* _Work to do_: In the data below, find each line containing the string "GNSS" and return it.
begin Data to use
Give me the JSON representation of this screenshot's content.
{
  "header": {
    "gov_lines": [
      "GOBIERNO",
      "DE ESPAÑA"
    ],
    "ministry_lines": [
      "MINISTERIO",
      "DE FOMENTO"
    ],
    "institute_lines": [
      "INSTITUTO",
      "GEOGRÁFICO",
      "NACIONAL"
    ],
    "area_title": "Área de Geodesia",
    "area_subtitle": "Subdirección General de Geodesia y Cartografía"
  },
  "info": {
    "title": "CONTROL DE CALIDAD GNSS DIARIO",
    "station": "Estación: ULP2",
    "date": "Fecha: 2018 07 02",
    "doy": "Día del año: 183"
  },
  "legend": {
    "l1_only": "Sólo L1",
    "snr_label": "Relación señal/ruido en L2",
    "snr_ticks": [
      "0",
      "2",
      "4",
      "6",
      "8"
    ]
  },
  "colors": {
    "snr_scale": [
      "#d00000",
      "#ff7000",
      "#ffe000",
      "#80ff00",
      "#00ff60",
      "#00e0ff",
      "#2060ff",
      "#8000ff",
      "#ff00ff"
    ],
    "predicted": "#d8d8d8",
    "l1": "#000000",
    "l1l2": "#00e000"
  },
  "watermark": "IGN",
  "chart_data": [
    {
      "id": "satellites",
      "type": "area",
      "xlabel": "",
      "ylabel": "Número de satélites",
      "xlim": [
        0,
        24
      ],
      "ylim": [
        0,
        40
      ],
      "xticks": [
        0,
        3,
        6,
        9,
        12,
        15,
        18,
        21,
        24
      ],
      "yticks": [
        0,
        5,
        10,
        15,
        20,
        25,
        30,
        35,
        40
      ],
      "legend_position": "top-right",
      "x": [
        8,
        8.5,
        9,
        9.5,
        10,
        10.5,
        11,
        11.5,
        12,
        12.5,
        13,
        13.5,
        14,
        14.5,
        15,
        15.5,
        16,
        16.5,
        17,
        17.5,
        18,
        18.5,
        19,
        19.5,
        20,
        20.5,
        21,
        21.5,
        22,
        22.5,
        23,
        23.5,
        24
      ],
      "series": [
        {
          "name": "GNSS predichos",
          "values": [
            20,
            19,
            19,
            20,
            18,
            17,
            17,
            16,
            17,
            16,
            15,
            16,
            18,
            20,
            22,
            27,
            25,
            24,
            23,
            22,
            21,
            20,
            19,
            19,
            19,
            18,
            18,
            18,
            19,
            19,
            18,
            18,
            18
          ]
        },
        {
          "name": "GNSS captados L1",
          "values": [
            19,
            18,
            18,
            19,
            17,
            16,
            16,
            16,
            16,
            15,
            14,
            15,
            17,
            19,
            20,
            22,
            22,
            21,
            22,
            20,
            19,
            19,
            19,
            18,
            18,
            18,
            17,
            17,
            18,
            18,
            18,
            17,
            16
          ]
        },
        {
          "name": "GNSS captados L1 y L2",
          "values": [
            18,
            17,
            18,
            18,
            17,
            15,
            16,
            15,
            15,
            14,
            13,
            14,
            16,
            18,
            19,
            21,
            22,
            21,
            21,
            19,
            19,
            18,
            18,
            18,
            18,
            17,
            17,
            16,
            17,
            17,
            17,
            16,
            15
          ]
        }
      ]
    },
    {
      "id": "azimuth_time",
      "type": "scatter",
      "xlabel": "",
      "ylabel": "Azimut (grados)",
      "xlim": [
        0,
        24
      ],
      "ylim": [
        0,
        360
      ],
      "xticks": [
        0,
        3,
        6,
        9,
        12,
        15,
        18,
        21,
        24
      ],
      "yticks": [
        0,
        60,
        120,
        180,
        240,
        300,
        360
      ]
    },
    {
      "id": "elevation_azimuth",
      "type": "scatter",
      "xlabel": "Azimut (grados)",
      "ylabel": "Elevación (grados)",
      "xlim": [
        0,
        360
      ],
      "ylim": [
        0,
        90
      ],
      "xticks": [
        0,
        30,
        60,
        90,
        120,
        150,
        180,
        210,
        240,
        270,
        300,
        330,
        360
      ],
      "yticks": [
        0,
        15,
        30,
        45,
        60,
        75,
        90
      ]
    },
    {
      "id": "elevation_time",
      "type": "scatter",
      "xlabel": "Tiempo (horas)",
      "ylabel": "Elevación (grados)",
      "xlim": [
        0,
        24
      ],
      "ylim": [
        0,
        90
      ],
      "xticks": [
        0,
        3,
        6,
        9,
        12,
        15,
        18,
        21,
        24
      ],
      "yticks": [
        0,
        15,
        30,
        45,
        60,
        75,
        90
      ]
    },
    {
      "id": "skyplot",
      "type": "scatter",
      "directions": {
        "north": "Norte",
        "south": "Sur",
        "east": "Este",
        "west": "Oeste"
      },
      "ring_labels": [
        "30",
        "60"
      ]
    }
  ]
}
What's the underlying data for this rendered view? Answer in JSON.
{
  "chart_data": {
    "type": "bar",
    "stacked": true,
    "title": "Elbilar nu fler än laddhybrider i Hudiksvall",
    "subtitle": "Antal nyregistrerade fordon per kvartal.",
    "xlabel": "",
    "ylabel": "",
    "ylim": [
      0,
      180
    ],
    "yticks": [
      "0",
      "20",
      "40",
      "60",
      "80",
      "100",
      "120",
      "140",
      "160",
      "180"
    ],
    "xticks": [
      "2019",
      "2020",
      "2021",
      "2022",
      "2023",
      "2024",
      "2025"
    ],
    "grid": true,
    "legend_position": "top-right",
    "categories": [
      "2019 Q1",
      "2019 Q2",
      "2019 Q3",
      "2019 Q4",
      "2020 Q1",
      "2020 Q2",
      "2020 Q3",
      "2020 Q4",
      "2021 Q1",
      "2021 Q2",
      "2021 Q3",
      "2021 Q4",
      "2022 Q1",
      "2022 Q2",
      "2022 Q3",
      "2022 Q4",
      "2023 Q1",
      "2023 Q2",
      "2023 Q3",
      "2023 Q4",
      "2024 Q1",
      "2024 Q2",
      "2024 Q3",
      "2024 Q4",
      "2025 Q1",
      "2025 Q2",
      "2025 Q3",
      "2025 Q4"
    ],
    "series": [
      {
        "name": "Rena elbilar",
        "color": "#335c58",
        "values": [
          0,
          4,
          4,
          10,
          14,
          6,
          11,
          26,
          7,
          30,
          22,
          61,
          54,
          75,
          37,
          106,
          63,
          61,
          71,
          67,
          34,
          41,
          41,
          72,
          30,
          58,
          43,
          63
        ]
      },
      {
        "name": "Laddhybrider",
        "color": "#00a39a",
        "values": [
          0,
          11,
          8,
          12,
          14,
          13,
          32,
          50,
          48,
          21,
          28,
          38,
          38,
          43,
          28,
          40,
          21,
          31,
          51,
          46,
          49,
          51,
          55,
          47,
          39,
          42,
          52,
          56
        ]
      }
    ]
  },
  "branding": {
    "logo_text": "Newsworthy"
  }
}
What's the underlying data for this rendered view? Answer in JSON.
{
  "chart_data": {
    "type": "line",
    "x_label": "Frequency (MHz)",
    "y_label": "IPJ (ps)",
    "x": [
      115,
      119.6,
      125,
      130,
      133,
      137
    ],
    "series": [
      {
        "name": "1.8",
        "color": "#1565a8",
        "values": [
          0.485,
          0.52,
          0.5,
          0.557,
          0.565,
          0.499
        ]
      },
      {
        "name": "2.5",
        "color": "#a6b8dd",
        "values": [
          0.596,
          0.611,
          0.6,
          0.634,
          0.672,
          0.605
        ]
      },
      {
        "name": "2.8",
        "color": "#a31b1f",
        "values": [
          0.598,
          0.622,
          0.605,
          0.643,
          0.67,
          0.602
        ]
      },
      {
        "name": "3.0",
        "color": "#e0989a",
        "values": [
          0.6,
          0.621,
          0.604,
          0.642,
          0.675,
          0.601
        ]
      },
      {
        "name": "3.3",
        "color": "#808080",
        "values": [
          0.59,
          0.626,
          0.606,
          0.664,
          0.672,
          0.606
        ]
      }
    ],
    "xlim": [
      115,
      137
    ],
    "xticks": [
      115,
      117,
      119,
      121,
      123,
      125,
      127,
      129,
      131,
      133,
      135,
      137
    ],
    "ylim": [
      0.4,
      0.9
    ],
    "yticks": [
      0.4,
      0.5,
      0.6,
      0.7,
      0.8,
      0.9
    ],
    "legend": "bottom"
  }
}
end Data to use
* _Output for this exercise_:
    "title": "CONTROL DE CALIDAD GNSS DIARIO",
          "name": "GNSS predichos",
          "name": "GNSS captados L1",
          "name": "GNSS captados L1 y L2",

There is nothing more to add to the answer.